** REQUEST 1 **
Collect each line in the rows below that contains the word "زیادی", and copy every such line in full.

** PAGE **
Not entirely complimentary is it?


----------



## Gavtek (Aug 23, 2009)

Don't understand why these workers put up with these conditions if the stories are to be believed. Surely they would just go home if they don't like it like everyone else is told to?


----------



## BerndinDubai (Jan 8, 2010)

Thank goodness an organisation like The Human Rights Watch exists...


----------



## Andy Capp (Oct 5, 2008)

Gavtek said:


> Don't understand why these workers put up with these conditions if the stories are to be believed. Surely they would just go home if they don't like it like everyone else is told to?


Most of the time they can't go home because:-

A) The companies keep their passports
B) They don't have the money for the airfare
C) Even if they had they wouldn't know how to go about getting a ticket
D) They are often uneducated (skilled, but uneducated) and ignorant of their "rights"

That's why it's important that organisations like "Help the labourers" (or similar, sorry Elphy) are supported they can make a difference, no matter how small to their lives.

** REQUEST 2 **
From the thread on workers' conditions above, quote the stretch from "That's why it's" through "to their lives.".

** RECORDS TO USE **

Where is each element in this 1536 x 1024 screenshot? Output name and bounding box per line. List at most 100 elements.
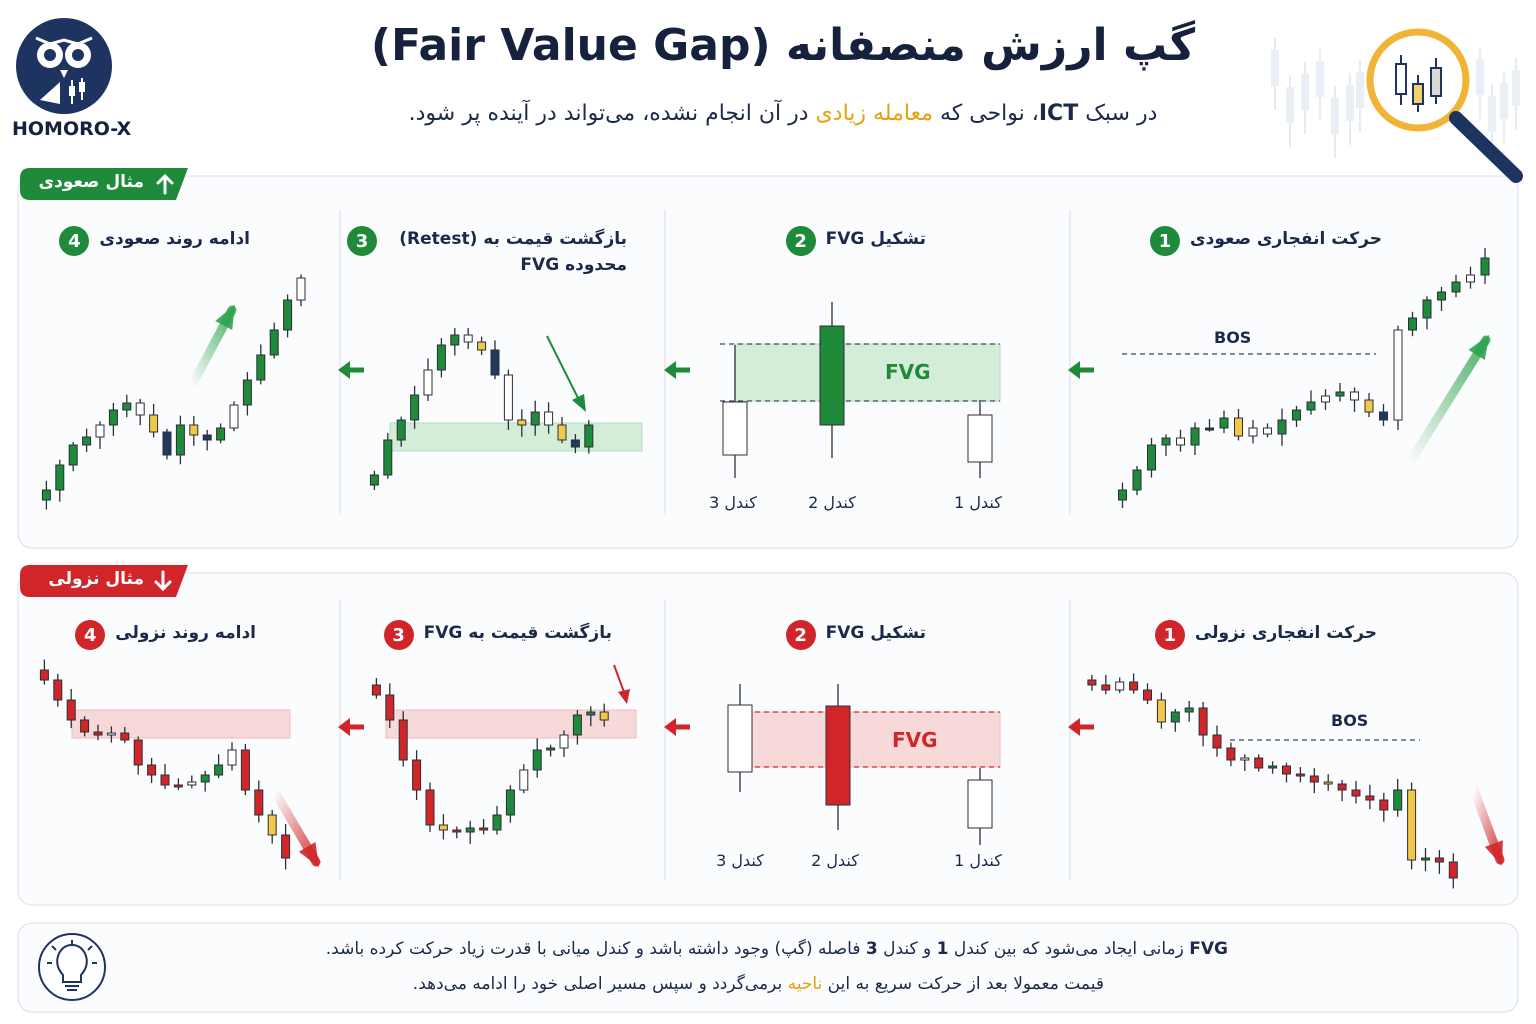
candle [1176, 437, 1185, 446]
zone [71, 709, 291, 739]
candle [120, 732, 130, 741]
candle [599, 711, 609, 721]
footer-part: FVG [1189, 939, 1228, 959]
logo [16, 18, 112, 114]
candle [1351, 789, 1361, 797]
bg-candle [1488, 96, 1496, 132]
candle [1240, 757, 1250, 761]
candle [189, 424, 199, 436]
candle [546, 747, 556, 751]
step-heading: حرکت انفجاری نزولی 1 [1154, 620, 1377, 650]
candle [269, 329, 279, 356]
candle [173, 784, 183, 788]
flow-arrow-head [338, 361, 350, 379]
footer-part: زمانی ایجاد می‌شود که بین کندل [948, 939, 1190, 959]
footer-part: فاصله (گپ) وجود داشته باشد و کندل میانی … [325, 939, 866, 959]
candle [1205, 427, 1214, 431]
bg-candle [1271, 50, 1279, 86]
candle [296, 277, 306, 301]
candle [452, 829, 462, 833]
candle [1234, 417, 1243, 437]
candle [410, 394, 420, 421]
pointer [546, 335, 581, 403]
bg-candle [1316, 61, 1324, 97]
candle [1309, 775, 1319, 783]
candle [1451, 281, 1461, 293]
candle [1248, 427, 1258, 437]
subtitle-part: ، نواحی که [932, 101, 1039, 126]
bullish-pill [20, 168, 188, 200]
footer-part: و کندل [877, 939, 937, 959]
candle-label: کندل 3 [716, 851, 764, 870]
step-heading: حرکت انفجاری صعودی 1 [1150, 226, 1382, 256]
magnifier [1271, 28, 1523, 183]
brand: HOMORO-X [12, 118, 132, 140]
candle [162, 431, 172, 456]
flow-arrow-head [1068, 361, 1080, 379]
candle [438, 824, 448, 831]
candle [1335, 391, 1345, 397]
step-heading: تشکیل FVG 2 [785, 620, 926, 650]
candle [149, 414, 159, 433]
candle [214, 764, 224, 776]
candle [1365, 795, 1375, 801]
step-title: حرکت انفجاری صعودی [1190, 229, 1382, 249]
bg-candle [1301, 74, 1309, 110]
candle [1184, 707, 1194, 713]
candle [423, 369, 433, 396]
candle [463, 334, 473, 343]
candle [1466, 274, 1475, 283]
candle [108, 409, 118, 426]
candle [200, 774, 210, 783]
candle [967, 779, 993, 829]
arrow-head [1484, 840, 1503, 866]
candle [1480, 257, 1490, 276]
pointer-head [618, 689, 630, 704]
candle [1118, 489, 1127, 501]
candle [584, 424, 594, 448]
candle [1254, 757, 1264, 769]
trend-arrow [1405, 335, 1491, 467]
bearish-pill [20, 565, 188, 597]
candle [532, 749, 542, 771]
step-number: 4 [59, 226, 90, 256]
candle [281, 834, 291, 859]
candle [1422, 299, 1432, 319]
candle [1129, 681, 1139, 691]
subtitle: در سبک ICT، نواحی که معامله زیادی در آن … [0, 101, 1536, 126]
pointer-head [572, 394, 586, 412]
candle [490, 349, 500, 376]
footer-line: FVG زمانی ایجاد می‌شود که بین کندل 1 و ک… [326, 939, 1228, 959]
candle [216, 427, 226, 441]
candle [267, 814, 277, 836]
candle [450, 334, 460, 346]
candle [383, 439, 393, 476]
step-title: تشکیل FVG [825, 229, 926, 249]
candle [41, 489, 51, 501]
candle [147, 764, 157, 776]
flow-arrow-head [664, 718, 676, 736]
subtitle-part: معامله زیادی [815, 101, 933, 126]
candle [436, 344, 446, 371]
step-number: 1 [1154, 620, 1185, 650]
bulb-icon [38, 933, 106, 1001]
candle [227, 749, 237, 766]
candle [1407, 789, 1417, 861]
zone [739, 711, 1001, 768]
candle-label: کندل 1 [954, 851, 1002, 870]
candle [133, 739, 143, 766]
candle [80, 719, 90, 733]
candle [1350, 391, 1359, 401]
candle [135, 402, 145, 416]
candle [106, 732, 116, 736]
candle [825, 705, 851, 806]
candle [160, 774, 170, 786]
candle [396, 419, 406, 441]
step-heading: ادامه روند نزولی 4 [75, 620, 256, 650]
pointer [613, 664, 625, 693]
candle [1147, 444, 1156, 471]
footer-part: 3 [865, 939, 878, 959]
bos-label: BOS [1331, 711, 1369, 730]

** CORRECT OUTPUT 1 **
subtitle: در سبک ICT، نواحی که معامله زیادی در آن … [0, 101, 1536, 126]
subtitle-part: معامله زیادی [815, 101, 933, 126]

** CORRECT OUTPUT 2 **
That's why it's important that organisations like "Help the labourers" (or similar, sorry Elphy) are supported they can make a difference, no matter how small to their lives.